*Stated exercise*:
Repeat the lines of the listing below exactly, starting at the line that contains "What text is on this page?" and running through the last line, both included, and only those.

*Dataset rows*:
────────

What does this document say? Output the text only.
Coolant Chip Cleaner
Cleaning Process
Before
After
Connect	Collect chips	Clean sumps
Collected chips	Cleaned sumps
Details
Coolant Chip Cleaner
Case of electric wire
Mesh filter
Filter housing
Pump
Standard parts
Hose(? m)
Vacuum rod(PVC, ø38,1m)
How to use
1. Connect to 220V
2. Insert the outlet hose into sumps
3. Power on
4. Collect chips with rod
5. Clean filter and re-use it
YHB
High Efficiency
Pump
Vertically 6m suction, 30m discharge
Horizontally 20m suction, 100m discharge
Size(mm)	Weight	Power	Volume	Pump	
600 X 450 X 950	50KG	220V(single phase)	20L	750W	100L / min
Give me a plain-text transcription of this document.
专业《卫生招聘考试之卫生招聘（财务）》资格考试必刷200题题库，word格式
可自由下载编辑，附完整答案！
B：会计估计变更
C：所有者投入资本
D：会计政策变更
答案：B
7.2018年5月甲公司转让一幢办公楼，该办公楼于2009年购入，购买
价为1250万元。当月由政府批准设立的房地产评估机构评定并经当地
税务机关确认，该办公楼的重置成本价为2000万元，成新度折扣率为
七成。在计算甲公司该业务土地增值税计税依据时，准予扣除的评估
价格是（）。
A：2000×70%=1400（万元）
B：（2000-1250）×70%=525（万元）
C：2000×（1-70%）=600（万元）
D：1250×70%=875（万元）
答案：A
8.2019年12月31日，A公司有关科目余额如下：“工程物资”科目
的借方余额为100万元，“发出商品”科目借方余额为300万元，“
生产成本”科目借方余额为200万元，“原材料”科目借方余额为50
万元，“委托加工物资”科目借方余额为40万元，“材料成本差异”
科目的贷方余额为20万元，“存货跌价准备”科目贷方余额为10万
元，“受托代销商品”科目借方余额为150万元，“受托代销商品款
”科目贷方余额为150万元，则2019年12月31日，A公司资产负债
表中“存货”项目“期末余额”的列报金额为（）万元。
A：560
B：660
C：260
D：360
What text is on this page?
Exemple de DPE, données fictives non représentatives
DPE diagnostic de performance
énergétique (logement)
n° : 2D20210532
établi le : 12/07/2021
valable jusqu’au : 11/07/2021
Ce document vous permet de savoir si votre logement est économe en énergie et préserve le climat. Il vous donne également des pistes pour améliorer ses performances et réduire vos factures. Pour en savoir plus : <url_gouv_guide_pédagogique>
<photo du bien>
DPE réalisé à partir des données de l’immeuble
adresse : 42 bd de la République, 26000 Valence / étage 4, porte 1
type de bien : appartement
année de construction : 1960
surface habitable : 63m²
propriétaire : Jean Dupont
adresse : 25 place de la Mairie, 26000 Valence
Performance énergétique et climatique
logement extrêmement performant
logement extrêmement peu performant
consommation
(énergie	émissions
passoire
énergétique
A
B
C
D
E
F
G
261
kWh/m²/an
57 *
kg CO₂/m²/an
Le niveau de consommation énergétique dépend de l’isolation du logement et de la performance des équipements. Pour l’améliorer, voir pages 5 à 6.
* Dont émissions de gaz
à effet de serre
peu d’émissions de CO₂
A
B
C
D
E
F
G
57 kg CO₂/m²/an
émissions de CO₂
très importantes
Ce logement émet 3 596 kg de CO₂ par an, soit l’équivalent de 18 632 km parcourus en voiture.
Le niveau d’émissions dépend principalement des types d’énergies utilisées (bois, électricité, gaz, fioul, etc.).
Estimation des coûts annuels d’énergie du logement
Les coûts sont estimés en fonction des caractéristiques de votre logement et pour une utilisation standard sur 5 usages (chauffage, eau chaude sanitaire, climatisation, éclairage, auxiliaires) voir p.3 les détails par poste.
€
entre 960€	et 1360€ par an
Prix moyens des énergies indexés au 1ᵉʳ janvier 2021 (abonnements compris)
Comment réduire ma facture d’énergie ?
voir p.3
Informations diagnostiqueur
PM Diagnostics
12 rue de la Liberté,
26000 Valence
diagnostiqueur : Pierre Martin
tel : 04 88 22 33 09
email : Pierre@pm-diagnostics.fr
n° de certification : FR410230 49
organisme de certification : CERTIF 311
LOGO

────────

*The result*:
What text is on this page?
Exemple de DPE, données fictives non représentatives
DPE diagnostic de performance
énergétique (logement)
n° : 2D20210532
établi le : 12/07/2021
valable jusqu’au : 11/07/2021
Ce document vous permet de savoir si votre logement est économe en énergie et préserve le climat. Il vous donne également des pistes pour améliorer ses performances et réduire vos factures. Pour en savoir plus : <url_gouv_guide_pédagogique>
<photo du bien>
DPE réalisé à partir des données de l’immeuble
adresse : 42 bd de la République, 26000 Valence / étage 4, porte 1
type de bien : appartement
année de construction : 1960
surface habitable : 63m²
propriétaire : Jean Dupont
adresse : 25 place de la Mairie, 26000 Valence
Performance énergétique et climatique
logement extrêmement performant
logement extrêmement peu performant
consommation
(énergie	émissions
passoire
énergétique
A
B
C
D
E
F
G
261
kWh/m²/an
57 *
kg CO₂/m²/an
Le niveau de consommation énergétique dépend de l’isolation du logement et de la performance des équipements. Pour l’améliorer, voir pages 5 à 6.
* Dont émissions de gaz
à effet de serre
peu d’émissions de CO₂
A
B
C
D
E
F
G
57 kg CO₂/m²/an
émissions de CO₂
très importantes
Ce logement émet 3 596 kg de CO₂ par an, soit l’équivalent de 18 632 km parcourus en voiture.
Le niveau d’émissions dépend principalement des types d’énergies utilisées (bois, électricité, gaz, fioul, etc.).
Estimation des coûts annuels d’énergie du logement
Les coûts sont estimés en fonction des caractéristiques de votre logement et pour une utilisation standard sur 5 usages (chauffage, eau chaude sanitaire, climatisation, éclairage, auxiliaires) voir p.3 les détails par poste.
€
entre 960€	et 1360€ par an
Prix moyens des énergies indexés au 1ᵉʳ janvier 2021 (abonnements compris)
Comment réduire ma facture d’énergie ?
voir p.3
Informations diagnostiqueur
PM Diagnostics
12 rue de la Liberté,
26000 Valence
diagnostiqueur : Pierre Martin
tel : 04 88 22 33 09
email : Pierre@pm-diagnostics.fr
n° de certification : FR410230 49
organisme de certification : CERTIF 311
LOGO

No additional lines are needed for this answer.